> AIM:
In the listing below, locate the lines bearing the word "cleaning". Copy every one of them.

> RECORDS FOR THE EXERCISE:

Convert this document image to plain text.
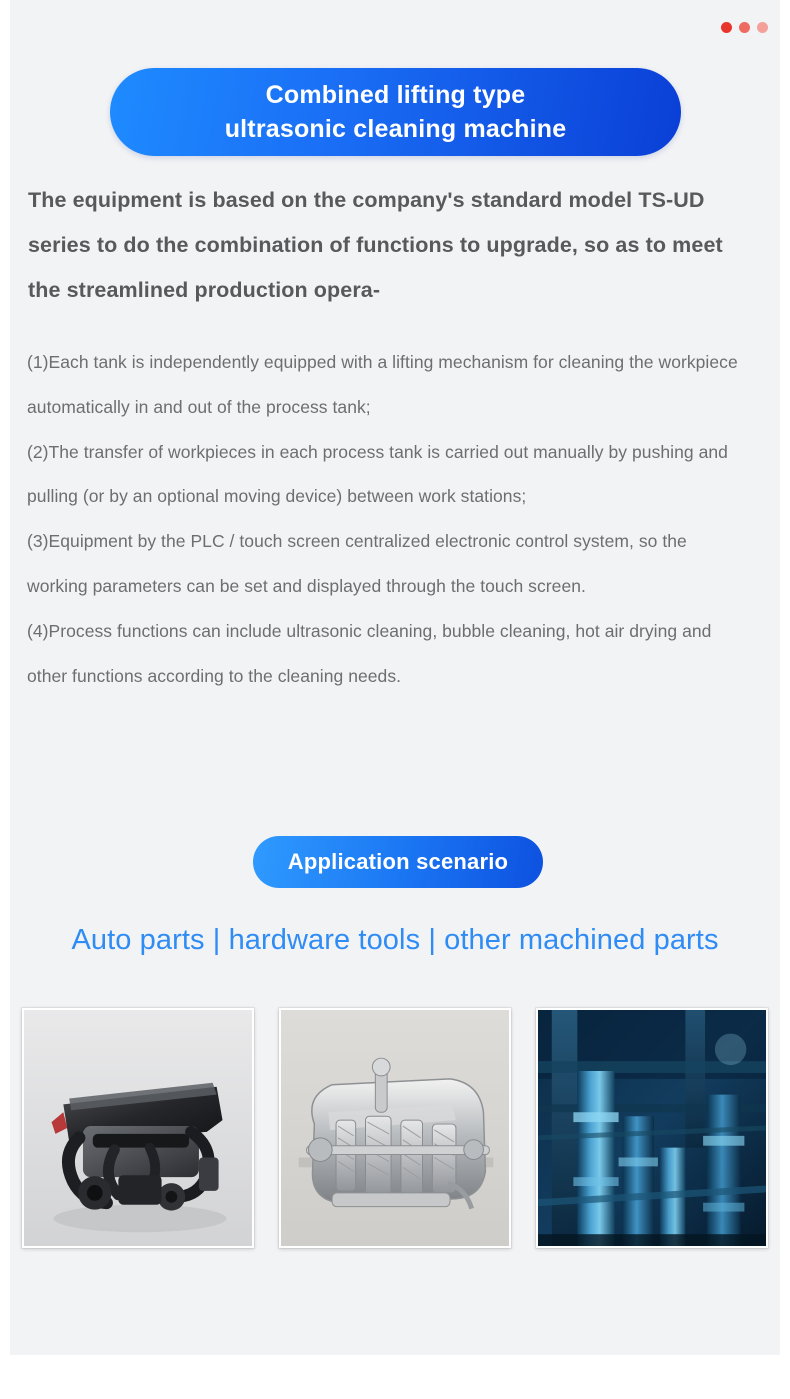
Combined lifting type
ultrasonic cleaning machine
The equipment is based on the company's standard model TS-UD series to do the combination of functions to upgrade, so as to meet the streamlined production opera-

(1)Each tank is independently equipped with a lifting mechanism for cleaning the workpiece automatically in and out of the process tank;

(2)The transfer of workpieces in each process tank is carried out manually by pushing and pulling (or by an optional moving device) between work stations;

(3)Equipment by the PLC / touch screen centralized electronic control system, so the working parameters can be set and displayed through the touch screen.

(4)Process functions can include ultrasonic cleaning, bubble cleaning, hot air drying and other functions according to the cleaning needs.

Application scenario
Auto parts | hardware tools | other machined parts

> RESPONSE:
ultrasonic cleaning machine
(1)Each tank is independently equipped with a lifting mechanism for cleaning the workpiece automatically in and out of the process tank;
(4)Process functions can include ultrasonic cleaning, bubble cleaning, hot air drying and other functions according to the cleaning needs.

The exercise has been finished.